**Exercise aim:**
Output every record below exactly as it appears.

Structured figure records

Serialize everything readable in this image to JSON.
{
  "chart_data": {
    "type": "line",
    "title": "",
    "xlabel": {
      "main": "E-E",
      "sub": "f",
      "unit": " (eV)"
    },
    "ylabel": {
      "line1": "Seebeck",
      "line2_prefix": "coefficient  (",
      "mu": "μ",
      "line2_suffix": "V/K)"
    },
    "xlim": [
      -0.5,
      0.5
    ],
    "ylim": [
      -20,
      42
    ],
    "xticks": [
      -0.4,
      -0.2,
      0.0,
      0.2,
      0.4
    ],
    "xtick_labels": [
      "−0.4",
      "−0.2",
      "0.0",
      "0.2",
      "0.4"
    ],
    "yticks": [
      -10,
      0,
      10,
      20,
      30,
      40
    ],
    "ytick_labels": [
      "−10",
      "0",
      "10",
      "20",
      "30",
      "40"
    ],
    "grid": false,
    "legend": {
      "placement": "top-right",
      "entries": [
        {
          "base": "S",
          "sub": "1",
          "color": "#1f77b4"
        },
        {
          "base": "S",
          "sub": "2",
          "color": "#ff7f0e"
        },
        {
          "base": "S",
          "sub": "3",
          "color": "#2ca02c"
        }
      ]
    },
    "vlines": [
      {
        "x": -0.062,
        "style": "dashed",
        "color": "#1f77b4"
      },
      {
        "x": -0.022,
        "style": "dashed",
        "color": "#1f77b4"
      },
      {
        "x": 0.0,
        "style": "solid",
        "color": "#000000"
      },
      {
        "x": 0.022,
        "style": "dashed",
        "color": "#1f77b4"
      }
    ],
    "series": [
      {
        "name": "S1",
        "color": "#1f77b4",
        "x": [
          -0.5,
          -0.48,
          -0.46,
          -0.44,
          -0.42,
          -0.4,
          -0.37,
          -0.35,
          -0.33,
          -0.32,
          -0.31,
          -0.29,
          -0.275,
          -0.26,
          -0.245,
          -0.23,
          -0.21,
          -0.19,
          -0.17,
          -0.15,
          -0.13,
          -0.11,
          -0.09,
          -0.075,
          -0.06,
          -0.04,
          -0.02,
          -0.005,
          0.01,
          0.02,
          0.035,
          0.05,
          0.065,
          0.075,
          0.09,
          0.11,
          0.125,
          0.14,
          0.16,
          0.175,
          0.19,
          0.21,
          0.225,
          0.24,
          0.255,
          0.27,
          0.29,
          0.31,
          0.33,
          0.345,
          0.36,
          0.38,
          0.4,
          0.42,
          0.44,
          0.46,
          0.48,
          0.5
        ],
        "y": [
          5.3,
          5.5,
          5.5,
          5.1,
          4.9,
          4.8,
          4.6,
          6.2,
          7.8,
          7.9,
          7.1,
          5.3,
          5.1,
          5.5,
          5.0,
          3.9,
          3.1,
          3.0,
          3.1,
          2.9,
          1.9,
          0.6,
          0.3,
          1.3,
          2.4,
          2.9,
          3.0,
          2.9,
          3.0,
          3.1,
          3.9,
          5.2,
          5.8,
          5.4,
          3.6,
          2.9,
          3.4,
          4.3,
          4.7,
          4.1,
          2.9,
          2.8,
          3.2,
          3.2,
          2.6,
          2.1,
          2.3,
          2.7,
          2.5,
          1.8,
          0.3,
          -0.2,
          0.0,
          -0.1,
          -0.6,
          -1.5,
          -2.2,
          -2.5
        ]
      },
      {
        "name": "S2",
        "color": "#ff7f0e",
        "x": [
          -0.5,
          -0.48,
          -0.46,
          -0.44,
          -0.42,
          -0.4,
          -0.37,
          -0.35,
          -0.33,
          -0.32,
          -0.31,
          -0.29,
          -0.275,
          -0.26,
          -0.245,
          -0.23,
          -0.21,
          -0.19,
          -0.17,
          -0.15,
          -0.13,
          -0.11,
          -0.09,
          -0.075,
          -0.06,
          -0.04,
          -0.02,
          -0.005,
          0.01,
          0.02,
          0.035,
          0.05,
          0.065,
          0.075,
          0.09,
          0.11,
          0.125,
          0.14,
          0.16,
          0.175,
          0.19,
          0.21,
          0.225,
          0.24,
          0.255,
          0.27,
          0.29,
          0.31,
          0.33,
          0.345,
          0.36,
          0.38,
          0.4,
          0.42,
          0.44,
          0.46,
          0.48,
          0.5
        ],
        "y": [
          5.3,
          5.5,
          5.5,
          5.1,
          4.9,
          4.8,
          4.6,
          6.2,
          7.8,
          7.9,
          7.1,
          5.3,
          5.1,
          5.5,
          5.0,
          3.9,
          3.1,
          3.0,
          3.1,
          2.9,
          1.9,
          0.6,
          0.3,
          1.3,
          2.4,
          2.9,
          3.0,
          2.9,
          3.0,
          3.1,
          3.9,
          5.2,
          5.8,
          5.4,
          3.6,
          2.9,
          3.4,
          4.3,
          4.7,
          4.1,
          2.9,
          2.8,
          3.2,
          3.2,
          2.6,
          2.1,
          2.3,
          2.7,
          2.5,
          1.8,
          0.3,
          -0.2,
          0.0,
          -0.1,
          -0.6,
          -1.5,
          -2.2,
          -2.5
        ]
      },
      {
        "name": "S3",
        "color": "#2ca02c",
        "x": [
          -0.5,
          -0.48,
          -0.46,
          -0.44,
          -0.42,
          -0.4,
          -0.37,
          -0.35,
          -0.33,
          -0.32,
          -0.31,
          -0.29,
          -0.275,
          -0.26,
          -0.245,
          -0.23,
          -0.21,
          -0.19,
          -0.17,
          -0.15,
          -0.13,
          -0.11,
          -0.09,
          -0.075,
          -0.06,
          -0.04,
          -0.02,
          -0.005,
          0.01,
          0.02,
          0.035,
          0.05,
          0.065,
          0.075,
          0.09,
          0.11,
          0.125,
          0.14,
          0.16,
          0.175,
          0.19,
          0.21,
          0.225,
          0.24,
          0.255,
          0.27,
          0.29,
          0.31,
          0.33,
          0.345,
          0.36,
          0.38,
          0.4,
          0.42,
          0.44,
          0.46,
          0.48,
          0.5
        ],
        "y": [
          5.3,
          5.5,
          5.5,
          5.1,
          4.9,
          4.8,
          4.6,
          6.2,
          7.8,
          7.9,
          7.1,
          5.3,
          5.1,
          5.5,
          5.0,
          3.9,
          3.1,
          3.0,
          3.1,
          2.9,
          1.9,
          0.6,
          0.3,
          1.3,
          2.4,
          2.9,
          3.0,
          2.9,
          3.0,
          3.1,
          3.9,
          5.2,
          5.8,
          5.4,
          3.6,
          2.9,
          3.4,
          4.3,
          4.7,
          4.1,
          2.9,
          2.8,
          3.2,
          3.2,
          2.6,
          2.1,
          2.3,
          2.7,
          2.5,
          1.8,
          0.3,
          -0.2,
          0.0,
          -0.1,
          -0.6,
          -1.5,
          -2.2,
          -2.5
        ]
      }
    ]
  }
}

**Task result:**
Serialize everything readable in this image to JSON.
{
  "chart_data": {
    "type": "line",
    "title": "",
    "xlabel": {
      "main": "E-E",
      "sub": "f",
      "unit": " (eV)"
    },
    "ylabel": {
      "line1": "Seebeck",
      "line2_prefix": "coefficient  (",
      "mu": "μ",
      "line2_suffix": "V/K)"
    },
    "xlim": [
      -0.5,
      0.5
    ],
    "ylim": [
      -20,
      42
    ],
    "xticks": [
      -0.4,
      -0.2,
      0.0,
      0.2,
      0.4
    ],
    "xtick_labels": [
      "−0.4",
      "−0.2",
      "0.0",
      "0.2",
      "0.4"
    ],
    "yticks": [
      -10,
      0,
      10,
      20,
      30,
      40
    ],
    "ytick_labels": [
      "−10",
      "0",
      "10",
      "20",
      "30",
      "40"
    ],
    "grid": false,
    "legend": {
      "placement": "top-right",
      "entries": [
        {
          "base": "S",
          "sub": "1",
          "color": "#1f77b4"
        },
        {
          "base": "S",
          "sub": "2",
          "color": "#ff7f0e"
        },
        {
          "base": "S",
          "sub": "3",
          "color": "#2ca02c"
        }
      ]
    },
    "vlines": [
      {
        "x": -0.062,
        "style": "dashed",
        "color": "#1f77b4"
      },
      {
        "x": -0.022,
        "style": "dashed",
        "color": "#1f77b4"
      },
      {
        "x": 0.0,
        "style": "solid",
        "color": "#000000"
      },
      {
        "x": 0.022,
        "style": "dashed",
        "color": "#1f77b4"
      }
    ],
    "series": [
      {
        "name": "S1",
        "color": "#1f77b4",
        "x": [
          -0.5,
          -0.48,
          -0.46,
          -0.44,
          -0.42,
          -0.4,
          -0.37,
          -0.35,
          -0.33,
          -0.32,
          -0.31,
          -0.29,
          -0.275,
          -0.26,
          -0.245,
          -0.23,
          -0.21,
          -0.19,
          -0.17,
          -0.15,
          -0.13,
          -0.11,
          -0.09,
          -0.075,
          -0.06,
          -0.04,
          -0.02,
          -0.005,
          0.01,
          0.02,
          0.035,
          0.05,
          0.065,
          0.075,
          0.09,
          0.11,
          0.125,
          0.14,
          0.16,
          0.175,
          0.19,
          0.21,
          0.225,
          0.24,
          0.255,
          0.27,
          0.29,
          0.31,
          0.33,
          0.345,
          0.36,
          0.38,
          0.4,
          0.42,
          0.44,
          0.46,
          0.48,
          0.5
        ],
        "y": [
          5.3,
          5.5,
          5.5,
          5.1,
          4.9,
          4.8,
          4.6,
          6.2,
          7.8,
          7.9,
          7.1,
          5.3,
          5.1,
          5.5,
          5.0,
          3.9,
          3.1,
          3.0,
          3.1,
          2.9,
          1.9,
          0.6,
          0.3,
          1.3,
          2.4,
          2.9,
          3.0,
          2.9,
          3.0,
          3.1,
          3.9,
          5.2,
          5.8,
          5.4,
          3.6,
          2.9,
          3.4,
          4.3,
          4.7,
          4.1,
          2.9,
          2.8,
          3.2,
          3.2,
          2.6,
          2.1,
          2.3,
          2.7,
          2.5,
          1.8,
          0.3,
          -0.2,
          0.0,
          -0.1,
          -0.6,
          -1.5,
          -2.2,
          -2.5
        ]
      },
      {
        "name": "S2",
        "color": "#ff7f0e",
        "x": [
          -0.5,
          -0.48,
          -0.46,
          -0.44,
          -0.42,
          -0.4,
          -0.37,
          -0.35,
          -0.33,
          -0.32,
          -0.31,
          -0.29,
          -0.275,
          -0.26,
          -0.245,
          -0.23,
          -0.21,
          -0.19,
          -0.17,
          -0.15,
          -0.13,
          -0.11,
          -0.09,
          -0.075,
          -0.06,
          -0.04,
          -0.02,
          -0.005,
          0.01,
          0.02,
          0.035,
          0.05,
          0.065,
          0.075,
          0.09,
          0.11,
          0.125,
          0.14,
          0.16,
          0.175,
          0.19,
          0.21,
          0.225,
          0.24,
          0.255,
          0.27,
          0.29,
          0.31,
          0.33,
          0.345,
          0.36,
          0.38,
          0.4,
          0.42,
          0.44,
          0.46,
          0.48,
          0.5
        ],
        "y": [
          5.3,
          5.5,
          5.5,
          5.1,
          4.9,
          4.8,
          4.6,
          6.2,
          7.8,
          7.9,
          7.1,
          5.3,
          5.1,
          5.5,
          5.0,
          3.9,
          3.1,
          3.0,
          3.1,
          2.9,
          1.9,
          0.6,
          0.3,
          1.3,
          2.4,
          2.9,
          3.0,
          2.9,
          3.0,
          3.1,
          3.9,
          5.2,
          5.8,
          5.4,
          3.6,
          2.9,
          3.4,
          4.3,
          4.7,
          4.1,
          2.9,
          2.8,
          3.2,
          3.2,
          2.6,
          2.1,
          2.3,
          2.7,
          2.5,
          1.8,
          0.3,
          -0.2,
          0.0,
          -0.1,
          -0.6,
          -1.5,
          -2.2,
          -2.5
        ]
      },
      {
        "name": "S3",
        "color": "#2ca02c",
        "x": [
          -0.5,
          -0.48,
          -0.46,
          -0.44,
          -0.42,
          -0.4,
          -0.37,
          -0.35,
          -0.33,
          -0.32,
          -0.31,
          -0.29,
          -0.275,
          -0.26,
          -0.245,
          -0.23,
          -0.21,
          -0.19,
          -0.17,
          -0.15,
          -0.13,
          -0.11,
          -0.09,
          -0.075,
          -0.06,
          -0.04,
          -0.02,
          -0.005,
          0.01,
          0.02,
          0.035,
          0.05,
          0.065,
          0.075,
          0.09,
          0.11,
          0.125,
          0.14,
          0.16,
          0.175,
          0.19,
          0.21,
          0.225,
          0.24,
          0.255,
          0.27,
          0.29,
          0.31,
          0.33,
          0.345,
          0.36,
          0.38,
          0.4,
          0.42,
          0.44,
          0.46,
          0.48,
          0.5
        ],
        "y": [
          5.3,
          5.5,
          5.5,
          5.1,
          4.9,
          4.8,
          4.6,
          6.2,
          7.8,
          7.9,
          7.1,
          5.3,
          5.1,
          5.5,
          5.0,
          3.9,
          3.1,
          3.0,
          3.1,
          2.9,
          1.9,
          0.6,
          0.3,
          1.3,
          2.4,
          2.9,
          3.0,
          2.9,
          3.0,
          3.1,
          3.9,
          5.2,
          5.8,
          5.4,
          3.6,
          2.9,
          3.4,
          4.3,
          4.7,
          4.1,
          2.9,
          2.8,
          3.2,
          3.2,
          2.6,
          2.1,
          2.3,
          2.7,
          2.5,
          1.8,
          0.3,
          -0.2,
          0.0,
          -0.1,
          -0.6,
          -1.5,
          -2.2,
          -2.5
        ]
      }
    ]
  }
}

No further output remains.